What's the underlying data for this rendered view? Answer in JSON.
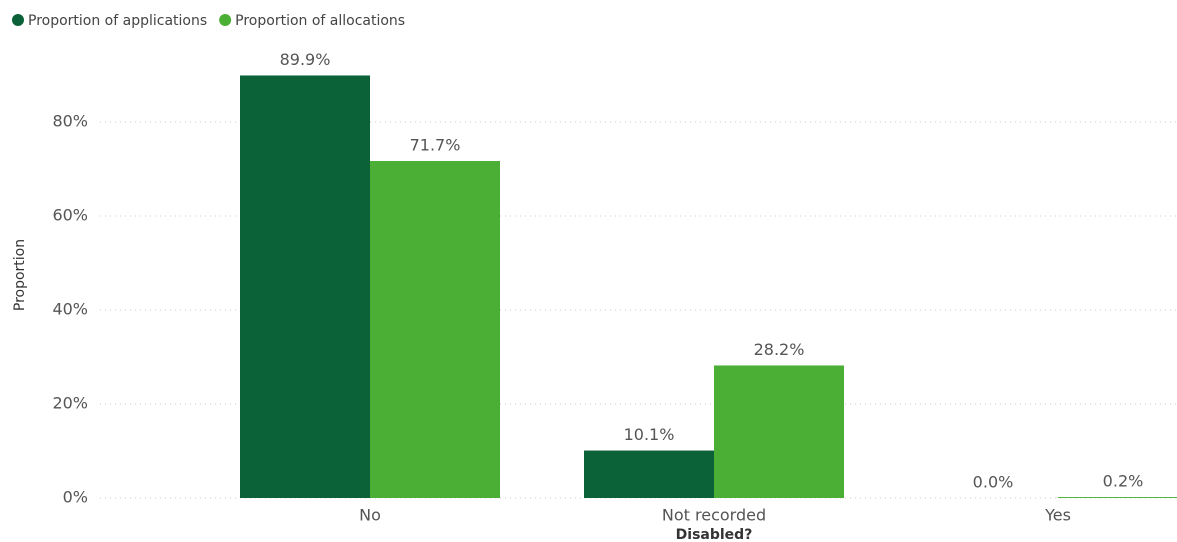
{
  "chart_data": {
    "type": "bar",
    "x_label": "Disabled?",
    "y_label": "Proportion",
    "categories": [
      "No",
      "Not recorded",
      "Yes"
    ],
    "series": [
      {
        "name": "Proportion of applications",
        "color": "#0b6138",
        "values": [
          89.9,
          10.1,
          0.0
        ],
        "value_labels": [
          "89.9%",
          "10.1%",
          "0.0%"
        ]
      },
      {
        "name": "Proportion of allocations",
        "color": "#4caf35",
        "values": [
          71.7,
          28.2,
          0.2
        ],
        "value_labels": [
          "71.7%",
          "28.2%",
          "0.2%"
        ]
      }
    ],
    "ylim": [
      0,
      95
    ],
    "yticks": [
      {
        "value": 0,
        "label": "0%"
      },
      {
        "value": 20,
        "label": "20%"
      },
      {
        "value": 40,
        "label": "40%"
      },
      {
        "value": 60,
        "label": "60%"
      },
      {
        "value": 80,
        "label": "80%"
      }
    ],
    "grid": true,
    "legend": "top-left"
  }
}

SHORT EXERCISE
Exclude the images, then output the data above word for word.

FINISHED TASK
What's the underlying data for this rendered view? Answer in JSON.
{
  "chart_data": {
    "type": "bar",
    "x_label": "Disabled?",
    "y_label": "Proportion",
    "categories": [
      "No",
      "Not recorded",
      "Yes"
    ],
    "series": [
      {
        "name": "Proportion of applications",
        "color": "#0b6138",
        "values": [
          89.9,
          10.1,
          0.0
        ],
        "value_labels": [
          "89.9%",
          "10.1%",
          "0.0%"
        ]
      },
      {
        "name": "Proportion of allocations",
        "color": "#4caf35",
        "values": [
          71.7,
          28.2,
          0.2
        ],
        "value_labels": [
          "71.7%",
          "28.2%",
          "0.2%"
        ]
      }
    ],
    "ylim": [
      0,
      95
    ],
    "yticks": [
      {
        "value": 0,
        "label": "0%"
      },
      {
        "value": 20,
        "label": "20%"
      },
      {
        "value": 40,
        "label": "40%"
      },
      {
        "value": 60,
        "label": "60%"
      },
      {
        "value": 80,
        "label": "80%"
      }
    ],
    "grid": true,
    "legend": "top-left"
  }
}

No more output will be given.